### Records about charts and figures:
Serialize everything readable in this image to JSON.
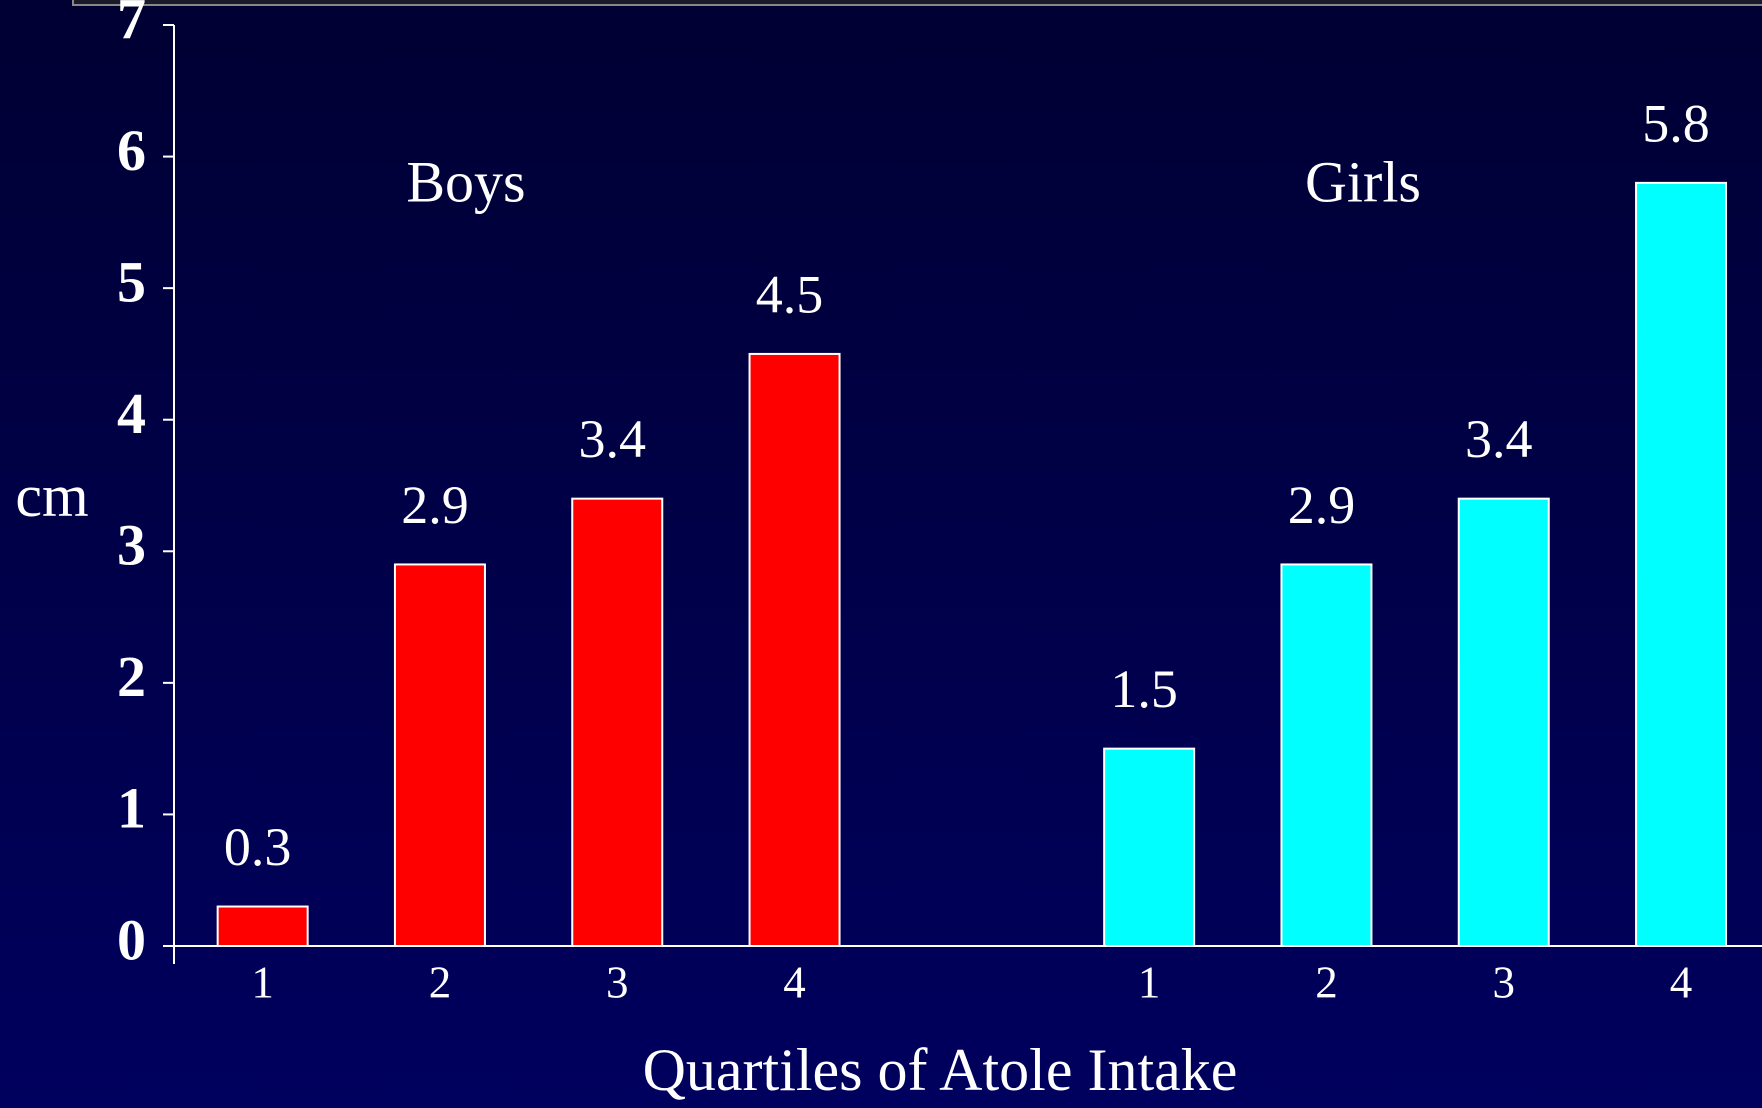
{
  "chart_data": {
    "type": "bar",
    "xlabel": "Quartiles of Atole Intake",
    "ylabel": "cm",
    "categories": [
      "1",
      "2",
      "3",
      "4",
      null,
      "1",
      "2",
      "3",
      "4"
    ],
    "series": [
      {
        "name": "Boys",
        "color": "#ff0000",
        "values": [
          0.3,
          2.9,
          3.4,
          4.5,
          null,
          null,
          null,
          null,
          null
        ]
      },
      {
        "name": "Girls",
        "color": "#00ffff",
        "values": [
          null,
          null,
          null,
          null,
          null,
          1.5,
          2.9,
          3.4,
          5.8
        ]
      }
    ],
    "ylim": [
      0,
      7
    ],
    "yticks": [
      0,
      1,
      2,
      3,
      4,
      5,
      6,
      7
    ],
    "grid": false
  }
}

### WRITTEN TASK:
Reproduce the whole listing word for word, setting aside any pictures.

### REPLY:
Serialize everything readable in this image to JSON.
{
  "chart_data": {
    "type": "bar",
    "xlabel": "Quartiles of Atole Intake",
    "ylabel": "cm",
    "categories": [
      "1",
      "2",
      "3",
      "4",
      null,
      "1",
      "2",
      "3",
      "4"
    ],
    "series": [
      {
        "name": "Boys",
        "color": "#ff0000",
        "values": [
          0.3,
          2.9,
          3.4,
          4.5,
          null,
          null,
          null,
          null,
          null
        ]
      },
      {
        "name": "Girls",
        "color": "#00ffff",
        "values": [
          null,
          null,
          null,
          null,
          null,
          1.5,
          2.9,
          3.4,
          5.8
        ]
      }
    ],
    "ylim": [
      0,
      7
    ],
    "yticks": [
      0,
      1,
      2,
      3,
      4,
      5,
      6,
      7
    ],
    "grid": false
  }
}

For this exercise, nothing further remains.